* [GOAL]:
Only a number is required: how many lines of the material contain the word "xlabel"?
***** EXERCISE INPUTS *****
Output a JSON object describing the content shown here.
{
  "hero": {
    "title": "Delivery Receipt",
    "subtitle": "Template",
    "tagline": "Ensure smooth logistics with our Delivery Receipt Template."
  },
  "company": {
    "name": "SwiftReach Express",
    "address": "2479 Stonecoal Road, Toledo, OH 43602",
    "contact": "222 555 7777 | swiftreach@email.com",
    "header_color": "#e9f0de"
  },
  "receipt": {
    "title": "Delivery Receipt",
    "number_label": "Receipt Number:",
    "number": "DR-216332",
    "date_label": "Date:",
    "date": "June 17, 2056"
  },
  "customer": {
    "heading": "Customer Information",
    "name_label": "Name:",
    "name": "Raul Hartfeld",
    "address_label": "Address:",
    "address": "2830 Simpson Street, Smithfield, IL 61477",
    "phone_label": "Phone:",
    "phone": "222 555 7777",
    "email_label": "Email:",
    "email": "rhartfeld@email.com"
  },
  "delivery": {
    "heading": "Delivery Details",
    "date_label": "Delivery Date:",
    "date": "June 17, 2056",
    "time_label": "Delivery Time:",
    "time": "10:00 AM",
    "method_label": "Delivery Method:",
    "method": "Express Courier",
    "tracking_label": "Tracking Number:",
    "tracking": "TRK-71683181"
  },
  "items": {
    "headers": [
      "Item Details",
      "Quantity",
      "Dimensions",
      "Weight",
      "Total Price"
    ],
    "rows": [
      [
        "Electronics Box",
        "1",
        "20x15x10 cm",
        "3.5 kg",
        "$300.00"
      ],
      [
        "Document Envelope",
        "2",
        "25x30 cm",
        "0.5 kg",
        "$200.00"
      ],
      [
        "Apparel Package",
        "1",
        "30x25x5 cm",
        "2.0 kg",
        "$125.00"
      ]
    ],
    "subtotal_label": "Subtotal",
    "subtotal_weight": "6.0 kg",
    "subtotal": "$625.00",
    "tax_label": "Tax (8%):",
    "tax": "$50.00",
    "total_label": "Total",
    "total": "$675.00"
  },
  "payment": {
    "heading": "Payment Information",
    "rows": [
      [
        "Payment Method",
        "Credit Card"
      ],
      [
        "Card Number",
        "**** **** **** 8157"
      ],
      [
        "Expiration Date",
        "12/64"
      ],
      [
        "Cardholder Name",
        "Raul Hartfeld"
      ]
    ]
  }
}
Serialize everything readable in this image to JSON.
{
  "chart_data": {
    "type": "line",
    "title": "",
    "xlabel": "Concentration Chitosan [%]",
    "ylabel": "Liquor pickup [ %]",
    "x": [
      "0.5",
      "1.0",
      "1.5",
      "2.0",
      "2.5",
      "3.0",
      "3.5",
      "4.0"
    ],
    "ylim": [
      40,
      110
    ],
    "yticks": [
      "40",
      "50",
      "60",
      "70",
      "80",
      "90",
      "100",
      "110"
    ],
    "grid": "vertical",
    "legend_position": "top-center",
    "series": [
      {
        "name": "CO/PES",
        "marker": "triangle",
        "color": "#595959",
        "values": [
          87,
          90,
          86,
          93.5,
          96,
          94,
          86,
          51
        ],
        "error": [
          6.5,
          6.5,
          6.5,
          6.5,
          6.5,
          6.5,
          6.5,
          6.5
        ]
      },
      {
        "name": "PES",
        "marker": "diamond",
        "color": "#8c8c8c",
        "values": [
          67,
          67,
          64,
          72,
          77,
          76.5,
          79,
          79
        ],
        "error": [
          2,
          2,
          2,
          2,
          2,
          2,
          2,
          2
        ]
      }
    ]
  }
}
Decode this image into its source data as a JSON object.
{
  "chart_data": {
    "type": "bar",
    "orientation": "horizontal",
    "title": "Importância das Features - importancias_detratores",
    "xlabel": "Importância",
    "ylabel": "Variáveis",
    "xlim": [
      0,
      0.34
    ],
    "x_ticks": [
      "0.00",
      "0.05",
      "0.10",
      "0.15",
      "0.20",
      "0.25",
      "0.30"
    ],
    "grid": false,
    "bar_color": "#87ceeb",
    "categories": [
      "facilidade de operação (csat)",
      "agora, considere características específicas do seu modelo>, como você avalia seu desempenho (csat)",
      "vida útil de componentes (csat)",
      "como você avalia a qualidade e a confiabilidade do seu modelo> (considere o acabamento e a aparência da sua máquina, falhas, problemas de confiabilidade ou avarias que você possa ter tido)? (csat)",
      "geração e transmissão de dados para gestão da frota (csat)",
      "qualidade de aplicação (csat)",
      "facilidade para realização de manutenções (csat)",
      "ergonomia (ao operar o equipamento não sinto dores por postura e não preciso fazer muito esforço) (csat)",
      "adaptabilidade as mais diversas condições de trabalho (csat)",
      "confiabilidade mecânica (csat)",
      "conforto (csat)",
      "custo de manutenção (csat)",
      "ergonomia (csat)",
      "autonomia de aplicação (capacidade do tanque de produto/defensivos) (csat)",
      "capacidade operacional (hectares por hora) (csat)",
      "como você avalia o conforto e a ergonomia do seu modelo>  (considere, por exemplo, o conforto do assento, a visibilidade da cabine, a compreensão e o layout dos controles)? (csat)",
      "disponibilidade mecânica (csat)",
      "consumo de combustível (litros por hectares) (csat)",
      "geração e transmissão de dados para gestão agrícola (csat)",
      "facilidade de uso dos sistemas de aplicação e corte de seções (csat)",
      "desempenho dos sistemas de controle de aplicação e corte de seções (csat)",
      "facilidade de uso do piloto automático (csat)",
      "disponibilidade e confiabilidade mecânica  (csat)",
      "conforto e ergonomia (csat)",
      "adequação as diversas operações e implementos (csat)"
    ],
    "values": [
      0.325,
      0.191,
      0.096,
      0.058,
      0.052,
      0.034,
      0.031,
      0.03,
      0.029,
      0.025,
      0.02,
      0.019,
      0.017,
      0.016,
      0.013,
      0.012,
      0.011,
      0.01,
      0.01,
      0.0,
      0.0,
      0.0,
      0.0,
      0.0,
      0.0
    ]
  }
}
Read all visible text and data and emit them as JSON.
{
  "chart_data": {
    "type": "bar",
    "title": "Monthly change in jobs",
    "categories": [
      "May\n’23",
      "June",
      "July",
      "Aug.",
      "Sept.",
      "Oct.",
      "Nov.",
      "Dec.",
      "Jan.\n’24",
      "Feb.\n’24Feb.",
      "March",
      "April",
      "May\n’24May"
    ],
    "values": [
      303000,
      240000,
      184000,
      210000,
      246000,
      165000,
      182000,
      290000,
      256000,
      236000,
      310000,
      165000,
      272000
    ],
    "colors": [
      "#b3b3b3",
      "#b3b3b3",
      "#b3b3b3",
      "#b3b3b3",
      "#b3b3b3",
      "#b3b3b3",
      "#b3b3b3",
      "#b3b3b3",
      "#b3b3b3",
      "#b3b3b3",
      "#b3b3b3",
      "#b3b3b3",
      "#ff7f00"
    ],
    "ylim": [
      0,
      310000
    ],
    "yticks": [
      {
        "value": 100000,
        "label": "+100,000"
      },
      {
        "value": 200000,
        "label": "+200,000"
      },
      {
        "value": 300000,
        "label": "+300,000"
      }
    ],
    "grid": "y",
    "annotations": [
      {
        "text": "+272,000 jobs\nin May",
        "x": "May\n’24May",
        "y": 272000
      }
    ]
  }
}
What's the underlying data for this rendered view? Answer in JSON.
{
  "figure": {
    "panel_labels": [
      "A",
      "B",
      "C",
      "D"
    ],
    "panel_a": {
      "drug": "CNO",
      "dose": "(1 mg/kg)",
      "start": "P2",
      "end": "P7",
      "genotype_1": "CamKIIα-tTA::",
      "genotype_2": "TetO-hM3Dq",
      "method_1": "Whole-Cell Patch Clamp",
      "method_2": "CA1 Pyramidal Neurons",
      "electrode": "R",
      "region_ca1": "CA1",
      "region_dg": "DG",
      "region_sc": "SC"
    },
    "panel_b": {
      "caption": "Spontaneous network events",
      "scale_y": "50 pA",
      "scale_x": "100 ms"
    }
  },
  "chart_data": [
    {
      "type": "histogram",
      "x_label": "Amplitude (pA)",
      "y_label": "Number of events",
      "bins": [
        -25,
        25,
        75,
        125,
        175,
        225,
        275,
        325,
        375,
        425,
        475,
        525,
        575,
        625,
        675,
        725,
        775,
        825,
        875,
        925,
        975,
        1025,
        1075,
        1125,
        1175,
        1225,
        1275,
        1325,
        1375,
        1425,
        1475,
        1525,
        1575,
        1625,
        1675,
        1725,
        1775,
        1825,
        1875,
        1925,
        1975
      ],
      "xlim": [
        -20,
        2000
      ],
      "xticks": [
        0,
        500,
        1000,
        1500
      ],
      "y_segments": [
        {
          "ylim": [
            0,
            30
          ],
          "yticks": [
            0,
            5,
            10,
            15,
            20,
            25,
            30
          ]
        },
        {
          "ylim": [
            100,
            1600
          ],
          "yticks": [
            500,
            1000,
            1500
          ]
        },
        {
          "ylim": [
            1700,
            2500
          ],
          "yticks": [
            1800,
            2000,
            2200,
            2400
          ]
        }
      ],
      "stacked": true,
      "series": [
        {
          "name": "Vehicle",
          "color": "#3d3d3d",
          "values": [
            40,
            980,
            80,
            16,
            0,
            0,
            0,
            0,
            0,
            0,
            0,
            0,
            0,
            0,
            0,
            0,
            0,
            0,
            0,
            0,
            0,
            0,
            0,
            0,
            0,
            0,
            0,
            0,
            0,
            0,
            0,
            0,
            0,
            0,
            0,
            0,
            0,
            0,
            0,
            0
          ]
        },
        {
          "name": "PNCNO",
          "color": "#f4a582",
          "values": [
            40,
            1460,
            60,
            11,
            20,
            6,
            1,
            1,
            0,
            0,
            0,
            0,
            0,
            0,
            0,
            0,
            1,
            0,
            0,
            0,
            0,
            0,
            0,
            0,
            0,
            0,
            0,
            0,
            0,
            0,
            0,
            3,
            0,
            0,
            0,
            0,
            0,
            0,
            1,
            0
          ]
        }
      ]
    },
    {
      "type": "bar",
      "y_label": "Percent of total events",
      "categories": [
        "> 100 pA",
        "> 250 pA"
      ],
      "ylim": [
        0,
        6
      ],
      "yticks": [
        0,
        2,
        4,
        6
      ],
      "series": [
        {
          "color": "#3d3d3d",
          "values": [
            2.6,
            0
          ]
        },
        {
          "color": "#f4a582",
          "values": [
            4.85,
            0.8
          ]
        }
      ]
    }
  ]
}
*****
* [CORRECT RESULT]:
2